-- BEGIN --

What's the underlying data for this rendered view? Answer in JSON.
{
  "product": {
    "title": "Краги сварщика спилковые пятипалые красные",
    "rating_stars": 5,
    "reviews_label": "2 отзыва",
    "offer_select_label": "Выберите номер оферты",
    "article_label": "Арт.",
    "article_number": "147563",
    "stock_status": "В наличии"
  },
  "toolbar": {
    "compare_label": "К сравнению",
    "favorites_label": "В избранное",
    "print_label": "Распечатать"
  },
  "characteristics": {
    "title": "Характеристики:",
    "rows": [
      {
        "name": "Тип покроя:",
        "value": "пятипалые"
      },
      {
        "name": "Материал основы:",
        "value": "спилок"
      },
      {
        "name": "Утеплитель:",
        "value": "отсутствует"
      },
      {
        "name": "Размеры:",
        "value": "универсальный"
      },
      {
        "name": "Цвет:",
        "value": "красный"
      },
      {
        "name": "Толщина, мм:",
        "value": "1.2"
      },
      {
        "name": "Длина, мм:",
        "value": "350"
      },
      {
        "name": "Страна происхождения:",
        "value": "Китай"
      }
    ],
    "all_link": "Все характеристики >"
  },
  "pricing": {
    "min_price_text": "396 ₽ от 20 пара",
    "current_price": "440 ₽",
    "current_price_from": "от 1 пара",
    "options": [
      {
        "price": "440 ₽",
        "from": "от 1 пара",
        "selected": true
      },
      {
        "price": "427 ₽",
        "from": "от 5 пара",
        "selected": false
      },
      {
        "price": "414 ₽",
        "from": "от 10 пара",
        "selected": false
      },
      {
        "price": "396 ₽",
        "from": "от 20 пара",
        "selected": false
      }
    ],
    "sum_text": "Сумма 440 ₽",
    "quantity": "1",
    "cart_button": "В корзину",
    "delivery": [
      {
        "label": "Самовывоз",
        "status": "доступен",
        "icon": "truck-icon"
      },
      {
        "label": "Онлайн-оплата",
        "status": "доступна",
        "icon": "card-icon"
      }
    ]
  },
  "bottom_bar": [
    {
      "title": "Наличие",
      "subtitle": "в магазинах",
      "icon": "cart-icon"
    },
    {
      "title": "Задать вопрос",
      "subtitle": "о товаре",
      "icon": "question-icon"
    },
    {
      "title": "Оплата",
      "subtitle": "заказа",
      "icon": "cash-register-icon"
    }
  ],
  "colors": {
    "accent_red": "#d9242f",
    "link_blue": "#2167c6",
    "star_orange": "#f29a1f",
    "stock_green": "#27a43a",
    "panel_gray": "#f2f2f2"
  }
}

-- END --

» **Short exercise**: Print every entry exactly as written.

» **Task output**:
What's the underlying data for this rendered view? Answer in JSON.
{
  "product": {
    "title": "Краги сварщика спилковые пятипалые красные",
    "rating_stars": 5,
    "reviews_label": "2 отзыва",
    "offer_select_label": "Выберите номер оферты",
    "article_label": "Арт.",
    "article_number": "147563",
    "stock_status": "В наличии"
  },
  "toolbar": {
    "compare_label": "К сравнению",
    "favorites_label": "В избранное",
    "print_label": "Распечатать"
  },
  "characteristics": {
    "title": "Характеристики:",
    "rows": [
      {
        "name": "Тип покроя:",
        "value": "пятипалые"
      },
      {
        "name": "Материал основы:",
        "value": "спилок"
      },
      {
        "name": "Утеплитель:",
        "value": "отсутствует"
      },
      {
        "name": "Размеры:",
        "value": "универсальный"
      },
      {
        "name": "Цвет:",
        "value": "красный"
      },
      {
        "name": "Толщина, мм:",
        "value": "1.2"
      },
      {
        "name": "Длина, мм:",
        "value": "350"
      },
      {
        "name": "Страна происхождения:",
        "value": "Китай"
      }
    ],
    "all_link": "Все характеристики >"
  },
  "pricing": {
    "min_price_text": "396 ₽ от 20 пара",
    "current_price": "440 ₽",
    "current_price_from": "от 1 пара",
    "options": [
      {
        "price": "440 ₽",
        "from": "от 1 пара",
        "selected": true
      },
      {
        "price": "427 ₽",
        "from": "от 5 пара",
        "selected": false
      },
      {
        "price": "414 ₽",
        "from": "от 10 пара",
        "selected": false
      },
      {
        "price": "396 ₽",
        "from": "от 20 пара",
        "selected": false
      }
    ],
    "sum_text": "Сумма 440 ₽",
    "quantity": "1",
    "cart_button": "В корзину",
    "delivery": [
      {
        "label": "Самовывоз",
        "status": "доступен",
        "icon": "truck-icon"
      },
      {
        "label": "Онлайн-оплата",
        "status": "доступна",
        "icon": "card-icon"
      }
    ]
  },
  "bottom_bar": [
    {
      "title": "Наличие",
      "subtitle": "в магазинах",
      "icon": "cart-icon"
    },
    {
      "title": "Задать вопрос",
      "subtitle": "о товаре",
      "icon": "question-icon"
    },
    {
      "title": "Оплата",
      "subtitle": "заказа",
      "icon": "cash-register-icon"
    }
  ],
  "colors": {
    "accent_red": "#d9242f",
    "link_blue": "#2167c6",
    "star_orange": "#f29a1f",
    "stock_green": "#27a43a",
    "panel_gray": "#f2f2f2"
  }
}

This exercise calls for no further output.